Reproduce each line that includes the word "formation".
* Begin *
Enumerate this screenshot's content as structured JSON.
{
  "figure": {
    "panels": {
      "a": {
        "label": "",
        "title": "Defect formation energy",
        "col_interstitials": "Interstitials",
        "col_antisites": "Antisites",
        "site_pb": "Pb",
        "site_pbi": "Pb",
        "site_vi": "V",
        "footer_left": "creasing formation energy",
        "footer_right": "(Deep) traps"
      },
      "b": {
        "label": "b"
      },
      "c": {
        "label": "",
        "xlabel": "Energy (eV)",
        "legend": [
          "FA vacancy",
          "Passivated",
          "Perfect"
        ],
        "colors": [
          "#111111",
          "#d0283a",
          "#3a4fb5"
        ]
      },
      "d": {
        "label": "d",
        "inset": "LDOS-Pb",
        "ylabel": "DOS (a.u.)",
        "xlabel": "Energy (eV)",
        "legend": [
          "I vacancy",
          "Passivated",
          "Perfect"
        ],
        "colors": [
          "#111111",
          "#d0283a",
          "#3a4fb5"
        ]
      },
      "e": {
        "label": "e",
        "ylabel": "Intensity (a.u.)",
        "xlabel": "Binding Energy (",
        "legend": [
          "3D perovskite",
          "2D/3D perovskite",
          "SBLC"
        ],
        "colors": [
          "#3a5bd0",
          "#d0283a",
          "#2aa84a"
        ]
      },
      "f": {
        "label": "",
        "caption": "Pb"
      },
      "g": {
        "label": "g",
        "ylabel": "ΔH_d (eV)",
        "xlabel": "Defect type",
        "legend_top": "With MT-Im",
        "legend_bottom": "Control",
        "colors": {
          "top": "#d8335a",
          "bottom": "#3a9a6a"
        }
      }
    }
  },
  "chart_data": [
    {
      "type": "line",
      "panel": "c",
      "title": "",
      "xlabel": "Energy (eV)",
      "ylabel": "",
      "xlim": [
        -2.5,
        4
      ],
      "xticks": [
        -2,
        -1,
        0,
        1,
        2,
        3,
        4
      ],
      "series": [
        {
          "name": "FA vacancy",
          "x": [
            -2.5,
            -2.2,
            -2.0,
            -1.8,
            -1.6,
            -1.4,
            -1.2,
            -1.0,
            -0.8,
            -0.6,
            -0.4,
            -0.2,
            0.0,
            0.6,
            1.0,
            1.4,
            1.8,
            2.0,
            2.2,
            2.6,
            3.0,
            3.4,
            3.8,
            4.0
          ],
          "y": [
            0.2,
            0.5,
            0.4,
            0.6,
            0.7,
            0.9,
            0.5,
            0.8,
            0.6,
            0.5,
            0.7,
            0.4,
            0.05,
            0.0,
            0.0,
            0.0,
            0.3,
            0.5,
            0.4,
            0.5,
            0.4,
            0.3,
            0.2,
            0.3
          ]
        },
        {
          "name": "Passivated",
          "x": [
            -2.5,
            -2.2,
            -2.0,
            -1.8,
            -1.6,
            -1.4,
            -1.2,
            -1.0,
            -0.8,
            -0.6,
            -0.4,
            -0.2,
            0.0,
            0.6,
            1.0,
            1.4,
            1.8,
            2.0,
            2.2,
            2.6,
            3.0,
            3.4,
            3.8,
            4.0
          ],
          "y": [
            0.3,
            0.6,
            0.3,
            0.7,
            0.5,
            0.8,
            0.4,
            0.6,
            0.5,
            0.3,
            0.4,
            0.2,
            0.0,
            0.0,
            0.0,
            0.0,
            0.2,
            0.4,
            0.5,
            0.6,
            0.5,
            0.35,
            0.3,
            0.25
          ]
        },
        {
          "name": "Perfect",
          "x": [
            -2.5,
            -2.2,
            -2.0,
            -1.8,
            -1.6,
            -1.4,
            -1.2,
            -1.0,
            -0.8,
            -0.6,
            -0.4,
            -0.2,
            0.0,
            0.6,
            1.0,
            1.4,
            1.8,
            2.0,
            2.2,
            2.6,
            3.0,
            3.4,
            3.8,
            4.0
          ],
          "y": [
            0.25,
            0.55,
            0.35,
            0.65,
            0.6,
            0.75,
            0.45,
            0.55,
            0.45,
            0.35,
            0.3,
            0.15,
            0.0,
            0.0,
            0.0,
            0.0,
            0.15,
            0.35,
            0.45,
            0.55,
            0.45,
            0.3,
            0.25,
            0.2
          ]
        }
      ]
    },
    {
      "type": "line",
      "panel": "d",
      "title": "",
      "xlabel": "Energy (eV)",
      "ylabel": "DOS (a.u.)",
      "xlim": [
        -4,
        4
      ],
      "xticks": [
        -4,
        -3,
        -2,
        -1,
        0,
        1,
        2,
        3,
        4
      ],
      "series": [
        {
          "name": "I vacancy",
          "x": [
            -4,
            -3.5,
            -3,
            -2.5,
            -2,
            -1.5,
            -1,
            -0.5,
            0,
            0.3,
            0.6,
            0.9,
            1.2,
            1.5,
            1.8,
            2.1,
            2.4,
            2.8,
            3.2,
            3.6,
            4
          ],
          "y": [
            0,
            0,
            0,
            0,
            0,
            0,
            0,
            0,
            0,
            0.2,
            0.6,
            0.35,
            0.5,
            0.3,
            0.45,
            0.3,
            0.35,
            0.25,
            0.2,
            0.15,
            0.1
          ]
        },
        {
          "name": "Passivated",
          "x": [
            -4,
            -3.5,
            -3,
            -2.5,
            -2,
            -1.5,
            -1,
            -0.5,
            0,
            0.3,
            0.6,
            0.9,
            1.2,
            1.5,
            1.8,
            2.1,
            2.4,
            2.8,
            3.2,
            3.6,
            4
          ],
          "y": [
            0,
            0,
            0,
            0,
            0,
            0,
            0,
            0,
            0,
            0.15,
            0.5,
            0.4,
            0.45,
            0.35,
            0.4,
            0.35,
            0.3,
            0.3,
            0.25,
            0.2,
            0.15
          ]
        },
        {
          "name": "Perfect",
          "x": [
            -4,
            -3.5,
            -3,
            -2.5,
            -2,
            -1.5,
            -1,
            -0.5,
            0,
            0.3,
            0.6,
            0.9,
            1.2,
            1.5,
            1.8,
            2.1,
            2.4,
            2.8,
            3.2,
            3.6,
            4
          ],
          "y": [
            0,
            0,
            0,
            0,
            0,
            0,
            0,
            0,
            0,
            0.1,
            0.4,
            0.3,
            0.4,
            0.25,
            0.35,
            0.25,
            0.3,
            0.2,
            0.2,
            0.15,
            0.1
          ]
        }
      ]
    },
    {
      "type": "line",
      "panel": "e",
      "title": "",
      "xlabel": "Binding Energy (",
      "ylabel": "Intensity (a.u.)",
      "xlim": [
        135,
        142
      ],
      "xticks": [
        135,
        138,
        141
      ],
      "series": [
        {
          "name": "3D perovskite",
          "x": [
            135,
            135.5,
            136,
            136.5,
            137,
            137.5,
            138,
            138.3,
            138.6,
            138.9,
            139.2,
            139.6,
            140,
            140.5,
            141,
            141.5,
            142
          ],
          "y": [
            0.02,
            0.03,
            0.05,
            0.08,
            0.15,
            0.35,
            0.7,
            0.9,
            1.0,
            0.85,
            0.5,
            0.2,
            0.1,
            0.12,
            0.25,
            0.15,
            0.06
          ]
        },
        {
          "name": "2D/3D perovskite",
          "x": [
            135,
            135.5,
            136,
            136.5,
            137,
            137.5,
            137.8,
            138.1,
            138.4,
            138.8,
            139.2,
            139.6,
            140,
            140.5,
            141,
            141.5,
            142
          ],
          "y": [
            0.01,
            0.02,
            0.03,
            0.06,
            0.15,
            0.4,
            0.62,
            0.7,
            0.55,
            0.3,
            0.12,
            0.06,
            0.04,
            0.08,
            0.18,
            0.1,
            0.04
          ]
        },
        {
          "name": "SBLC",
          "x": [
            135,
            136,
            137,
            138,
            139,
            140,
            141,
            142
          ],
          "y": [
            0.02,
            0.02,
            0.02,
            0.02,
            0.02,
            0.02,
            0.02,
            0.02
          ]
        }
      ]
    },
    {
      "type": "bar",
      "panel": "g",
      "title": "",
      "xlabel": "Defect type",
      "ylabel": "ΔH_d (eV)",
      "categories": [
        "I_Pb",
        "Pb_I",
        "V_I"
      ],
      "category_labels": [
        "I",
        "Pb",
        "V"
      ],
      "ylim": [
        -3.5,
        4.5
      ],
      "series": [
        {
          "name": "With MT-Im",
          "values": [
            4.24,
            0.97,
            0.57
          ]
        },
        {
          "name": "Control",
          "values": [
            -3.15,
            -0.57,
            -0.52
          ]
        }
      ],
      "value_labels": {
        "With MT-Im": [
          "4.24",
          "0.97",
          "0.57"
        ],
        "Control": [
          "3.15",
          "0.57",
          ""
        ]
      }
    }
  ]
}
* End *
> [Solved exercise]
        "title": "Defect formation energy",
        "footer_left": "creasing formation energy",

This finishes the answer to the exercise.